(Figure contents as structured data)
## begin

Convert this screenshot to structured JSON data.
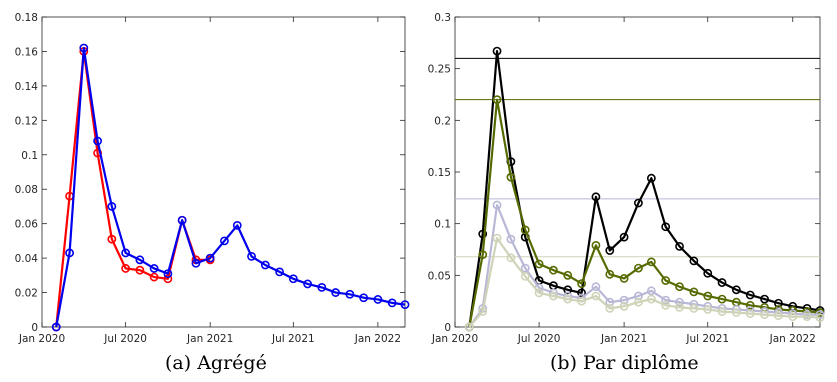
{
  "captions": {
    "left": "(a) Agrégé",
    "right": "(b) Par diplôme"
  },
  "chart_data": [
    {
      "type": "line",
      "title": "",
      "caption": "(a) Agrégé",
      "xlabel": "",
      "ylabel": "",
      "xlim": [
        "2020-01-01",
        "2022-03-01"
      ],
      "ylim": [
        0,
        0.18
      ],
      "yticks": [
        0,
        0.02,
        0.04,
        0.06,
        0.08,
        0.1,
        0.12,
        0.14,
        0.16,
        0.18
      ],
      "ytick_labels": [
        "0",
        "0.02",
        "0.04",
        "0.06",
        "0.08",
        "0.1",
        "0.12",
        "0.14",
        "0.16",
        "0.18"
      ],
      "xticks": [
        "2020-01-01",
        "2020-07-01",
        "2021-01-01",
        "2021-07-01",
        "2022-01-01"
      ],
      "xtick_labels": [
        "Jan 2020",
        "Jul 2020",
        "Jan 2021",
        "Jul 2021",
        "Jan 2022"
      ],
      "grid": false,
      "legend": "none",
      "series": [
        {
          "color": "#ff0000",
          "marker": "circle",
          "points": [
            [
              "2020-02-01",
              0.0
            ],
            [
              "2020-03-01",
              0.076
            ],
            [
              "2020-04-01",
              0.16
            ],
            [
              "2020-05-01",
              0.101
            ],
            [
              "2020-06-01",
              0.051
            ],
            [
              "2020-07-01",
              0.034
            ],
            [
              "2020-08-01",
              0.033
            ],
            [
              "2020-09-01",
              0.029
            ],
            [
              "2020-10-01",
              0.028
            ],
            [
              "2020-11-01",
              0.062
            ],
            [
              "2020-12-01",
              0.039
            ],
            [
              "2021-01-01",
              0.039
            ]
          ]
        },
        {
          "color": "#0000ee",
          "marker": "circle",
          "points": [
            [
              "2020-02-01",
              0.0
            ],
            [
              "2020-03-01",
              0.043
            ],
            [
              "2020-04-01",
              0.162
            ],
            [
              "2020-05-01",
              0.108
            ],
            [
              "2020-06-01",
              0.07
            ],
            [
              "2020-07-01",
              0.043
            ],
            [
              "2020-08-01",
              0.039
            ],
            [
              "2020-09-01",
              0.034
            ],
            [
              "2020-10-01",
              0.031
            ],
            [
              "2020-11-01",
              0.062
            ],
            [
              "2020-12-01",
              0.037
            ],
            [
              "2021-01-01",
              0.04
            ],
            [
              "2021-02-01",
              0.05
            ],
            [
              "2021-03-01",
              0.059
            ],
            [
              "2021-04-01",
              0.041
            ],
            [
              "2021-05-01",
              0.036
            ],
            [
              "2021-06-01",
              0.032
            ],
            [
              "2021-07-01",
              0.028
            ],
            [
              "2021-08-01",
              0.025
            ],
            [
              "2021-09-01",
              0.023
            ],
            [
              "2021-10-01",
              0.02
            ],
            [
              "2021-11-01",
              0.019
            ],
            [
              "2021-12-01",
              0.017
            ],
            [
              "2022-01-01",
              0.016
            ],
            [
              "2022-02-01",
              0.014
            ],
            [
              "2022-03-01",
              0.013
            ]
          ]
        }
      ]
    },
    {
      "type": "line",
      "title": "",
      "caption": "(b) Par diplôme",
      "xlabel": "",
      "ylabel": "",
      "xlim": [
        "2020-01-01",
        "2022-03-01"
      ],
      "ylim": [
        0,
        0.3
      ],
      "yticks": [
        0,
        0.05,
        0.1,
        0.15,
        0.2,
        0.25,
        0.3
      ],
      "ytick_labels": [
        "0",
        "0.05",
        "0.1",
        "0.15",
        "0.2",
        "0.25",
        "0.3"
      ],
      "xticks": [
        "2020-01-01",
        "2020-07-01",
        "2021-01-01",
        "2021-07-01",
        "2022-01-01"
      ],
      "xtick_labels": [
        "Jan 2020",
        "Jul 2020",
        "Jan 2021",
        "Jul 2021",
        "Jan 2022"
      ],
      "grid": false,
      "legend": "none",
      "reference_lines": [
        {
          "y": 0.26,
          "color": "#000000"
        },
        {
          "y": 0.22,
          "color": "#556b00"
        },
        {
          "y": 0.124,
          "color": "#b8b8d6"
        },
        {
          "y": 0.068,
          "color": "#cfd3b8"
        }
      ],
      "series": [
        {
          "color": "#000000",
          "marker": "circle",
          "points": [
            [
              "2020-02-01",
              0.0
            ],
            [
              "2020-03-01",
              0.09
            ],
            [
              "2020-04-01",
              0.267
            ],
            [
              "2020-05-01",
              0.16
            ],
            [
              "2020-06-01",
              0.087
            ],
            [
              "2020-07-01",
              0.045
            ],
            [
              "2020-08-01",
              0.04
            ],
            [
              "2020-09-01",
              0.036
            ],
            [
              "2020-10-01",
              0.033
            ],
            [
              "2020-11-01",
              0.126
            ],
            [
              "2020-12-01",
              0.074
            ],
            [
              "2021-01-01",
              0.087
            ],
            [
              "2021-02-01",
              0.12
            ],
            [
              "2021-03-01",
              0.144
            ],
            [
              "2021-04-01",
              0.097
            ],
            [
              "2021-05-01",
              0.078
            ],
            [
              "2021-06-01",
              0.064
            ],
            [
              "2021-07-01",
              0.052
            ],
            [
              "2021-08-01",
              0.043
            ],
            [
              "2021-09-01",
              0.036
            ],
            [
              "2021-10-01",
              0.031
            ],
            [
              "2021-11-01",
              0.027
            ],
            [
              "2021-12-01",
              0.023
            ],
            [
              "2022-01-01",
              0.02
            ],
            [
              "2022-02-01",
              0.018
            ],
            [
              "2022-03-01",
              0.016
            ]
          ]
        },
        {
          "color": "#556b00",
          "marker": "circle",
          "points": [
            [
              "2020-02-01",
              0.0
            ],
            [
              "2020-03-01",
              0.07
            ],
            [
              "2020-04-01",
              0.22
            ],
            [
              "2020-05-01",
              0.145
            ],
            [
              "2020-06-01",
              0.094
            ],
            [
              "2020-07-01",
              0.061
            ],
            [
              "2020-08-01",
              0.055
            ],
            [
              "2020-09-01",
              0.05
            ],
            [
              "2020-10-01",
              0.042
            ],
            [
              "2020-11-01",
              0.079
            ],
            [
              "2020-12-01",
              0.051
            ],
            [
              "2021-01-01",
              0.047
            ],
            [
              "2021-02-01",
              0.057
            ],
            [
              "2021-03-01",
              0.063
            ],
            [
              "2021-04-01",
              0.045
            ],
            [
              "2021-05-01",
              0.039
            ],
            [
              "2021-06-01",
              0.034
            ],
            [
              "2021-07-01",
              0.03
            ],
            [
              "2021-08-01",
              0.027
            ],
            [
              "2021-09-01",
              0.024
            ],
            [
              "2021-10-01",
              0.021
            ],
            [
              "2021-11-01",
              0.019
            ],
            [
              "2021-12-01",
              0.017
            ],
            [
              "2022-01-01",
              0.016
            ],
            [
              "2022-02-01",
              0.015
            ],
            [
              "2022-03-01",
              0.014
            ]
          ]
        },
        {
          "color": "#b8b8d6",
          "marker": "circle",
          "points": [
            [
              "2020-02-01",
              0.0
            ],
            [
              "2020-03-01",
              0.018
            ],
            [
              "2020-04-01",
              0.118
            ],
            [
              "2020-05-01",
              0.085
            ],
            [
              "2020-06-01",
              0.057
            ],
            [
              "2020-07-01",
              0.038
            ],
            [
              "2020-08-01",
              0.033
            ],
            [
              "2020-09-01",
              0.03
            ],
            [
              "2020-10-01",
              0.028
            ],
            [
              "2020-11-01",
              0.039
            ],
            [
              "2020-12-01",
              0.024
            ],
            [
              "2021-01-01",
              0.026
            ],
            [
              "2021-02-01",
              0.03
            ],
            [
              "2021-03-01",
              0.035
            ],
            [
              "2021-04-01",
              0.026
            ],
            [
              "2021-05-01",
              0.024
            ],
            [
              "2021-06-01",
              0.022
            ],
            [
              "2021-07-01",
              0.02
            ],
            [
              "2021-08-01",
              0.018
            ],
            [
              "2021-09-01",
              0.017
            ],
            [
              "2021-10-01",
              0.016
            ],
            [
              "2021-11-01",
              0.015
            ],
            [
              "2021-12-01",
              0.014
            ],
            [
              "2022-01-01",
              0.013
            ],
            [
              "2022-02-01",
              0.012
            ],
            [
              "2022-03-01",
              0.012
            ]
          ]
        },
        {
          "color": "#cfd3b8",
          "marker": "circle",
          "points": [
            [
              "2020-02-01",
              0.0
            ],
            [
              "2020-03-01",
              0.015
            ],
            [
              "2020-04-01",
              0.086
            ],
            [
              "2020-05-01",
              0.067
            ],
            [
              "2020-06-01",
              0.049
            ],
            [
              "2020-07-01",
              0.033
            ],
            [
              "2020-08-01",
              0.03
            ],
            [
              "2020-09-01",
              0.027
            ],
            [
              "2020-10-01",
              0.025
            ],
            [
              "2020-11-01",
              0.03
            ],
            [
              "2020-12-01",
              0.018
            ],
            [
              "2021-01-01",
              0.02
            ],
            [
              "2021-02-01",
              0.024
            ],
            [
              "2021-03-01",
              0.027
            ],
            [
              "2021-04-01",
              0.021
            ],
            [
              "2021-05-01",
              0.019
            ],
            [
              "2021-06-01",
              0.018
            ],
            [
              "2021-07-01",
              0.017
            ],
            [
              "2021-08-01",
              0.015
            ],
            [
              "2021-09-01",
              0.014
            ],
            [
              "2021-10-01",
              0.013
            ],
            [
              "2021-11-01",
              0.012
            ],
            [
              "2021-12-01",
              0.011
            ],
            [
              "2022-01-01",
              0.01
            ],
            [
              "2022-02-01",
              0.01
            ],
            [
              "2022-03-01",
              0.009
            ]
          ]
        }
      ]
    }
  ]
}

## end

Written exercise
Scan the records above, count the lines with "diplôme" in them, and give only the number.

Output of the task
2